**Listed records**
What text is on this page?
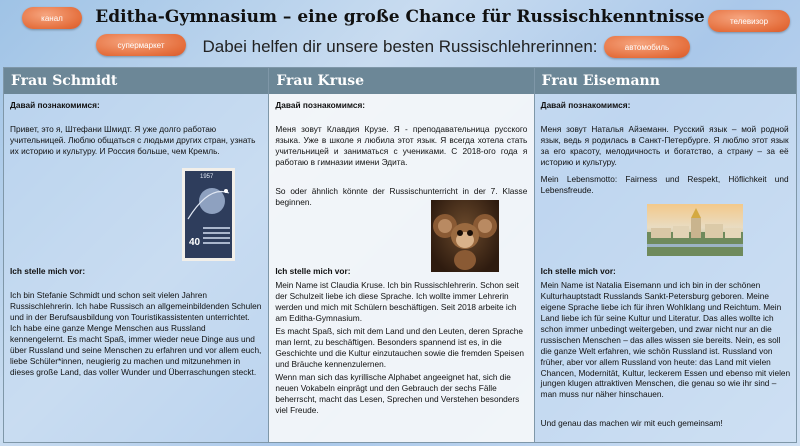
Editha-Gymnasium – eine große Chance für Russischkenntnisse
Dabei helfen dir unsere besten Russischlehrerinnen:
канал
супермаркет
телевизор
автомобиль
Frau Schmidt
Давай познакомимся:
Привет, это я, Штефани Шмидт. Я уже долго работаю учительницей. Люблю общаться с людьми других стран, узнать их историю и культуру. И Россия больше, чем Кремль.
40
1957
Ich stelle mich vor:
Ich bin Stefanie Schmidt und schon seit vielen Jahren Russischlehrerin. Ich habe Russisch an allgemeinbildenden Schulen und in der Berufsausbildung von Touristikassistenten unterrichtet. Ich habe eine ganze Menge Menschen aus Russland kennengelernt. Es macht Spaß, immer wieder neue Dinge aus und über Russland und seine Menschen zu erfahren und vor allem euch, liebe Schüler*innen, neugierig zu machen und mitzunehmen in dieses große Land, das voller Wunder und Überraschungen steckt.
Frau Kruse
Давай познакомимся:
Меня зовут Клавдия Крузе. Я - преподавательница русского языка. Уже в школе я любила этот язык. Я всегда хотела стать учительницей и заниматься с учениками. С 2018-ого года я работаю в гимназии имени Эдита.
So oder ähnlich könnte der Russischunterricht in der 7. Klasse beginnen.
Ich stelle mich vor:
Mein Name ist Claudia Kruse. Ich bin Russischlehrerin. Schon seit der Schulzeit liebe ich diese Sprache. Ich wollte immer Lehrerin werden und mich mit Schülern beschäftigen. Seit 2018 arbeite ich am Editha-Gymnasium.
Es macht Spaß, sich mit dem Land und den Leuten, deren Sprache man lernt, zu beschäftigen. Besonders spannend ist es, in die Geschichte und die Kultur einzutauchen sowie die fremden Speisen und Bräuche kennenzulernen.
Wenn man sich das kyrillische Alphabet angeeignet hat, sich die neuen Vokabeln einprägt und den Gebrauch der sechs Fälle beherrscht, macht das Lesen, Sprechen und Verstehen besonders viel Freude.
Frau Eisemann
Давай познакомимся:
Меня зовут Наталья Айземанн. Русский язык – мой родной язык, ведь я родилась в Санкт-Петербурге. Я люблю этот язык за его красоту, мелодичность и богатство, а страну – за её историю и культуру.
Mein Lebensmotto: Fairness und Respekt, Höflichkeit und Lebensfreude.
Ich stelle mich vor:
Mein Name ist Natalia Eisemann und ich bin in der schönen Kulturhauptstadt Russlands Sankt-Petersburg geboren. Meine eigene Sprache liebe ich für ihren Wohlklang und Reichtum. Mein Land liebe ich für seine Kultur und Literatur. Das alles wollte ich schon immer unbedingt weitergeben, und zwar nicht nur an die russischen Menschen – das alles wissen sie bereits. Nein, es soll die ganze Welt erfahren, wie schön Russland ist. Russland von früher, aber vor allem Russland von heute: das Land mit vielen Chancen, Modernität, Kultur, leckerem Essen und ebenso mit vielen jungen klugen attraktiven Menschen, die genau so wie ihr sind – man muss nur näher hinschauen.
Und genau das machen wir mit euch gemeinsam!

**The task**
Copy out every line with the word "beschäftigen".

**Task solution**
Mein Name ist Claudia Kruse. Ich bin Russischlehrerin. Schon seit der Schulzeit liebe ich diese Sprache. Ich wollte immer Lehrerin werden und mich mit Schülern beschäftigen. Seit 2018 arbeite ich am Editha-Gymnasium.
Es macht Spaß, sich mit dem Land und den Leuten, deren Sprache man lernt, zu beschäftigen. Besonders spannend ist es, in die Geschichte und die Kultur einzutauchen sowie die fremden Speisen und Bräuche kennenzulernen.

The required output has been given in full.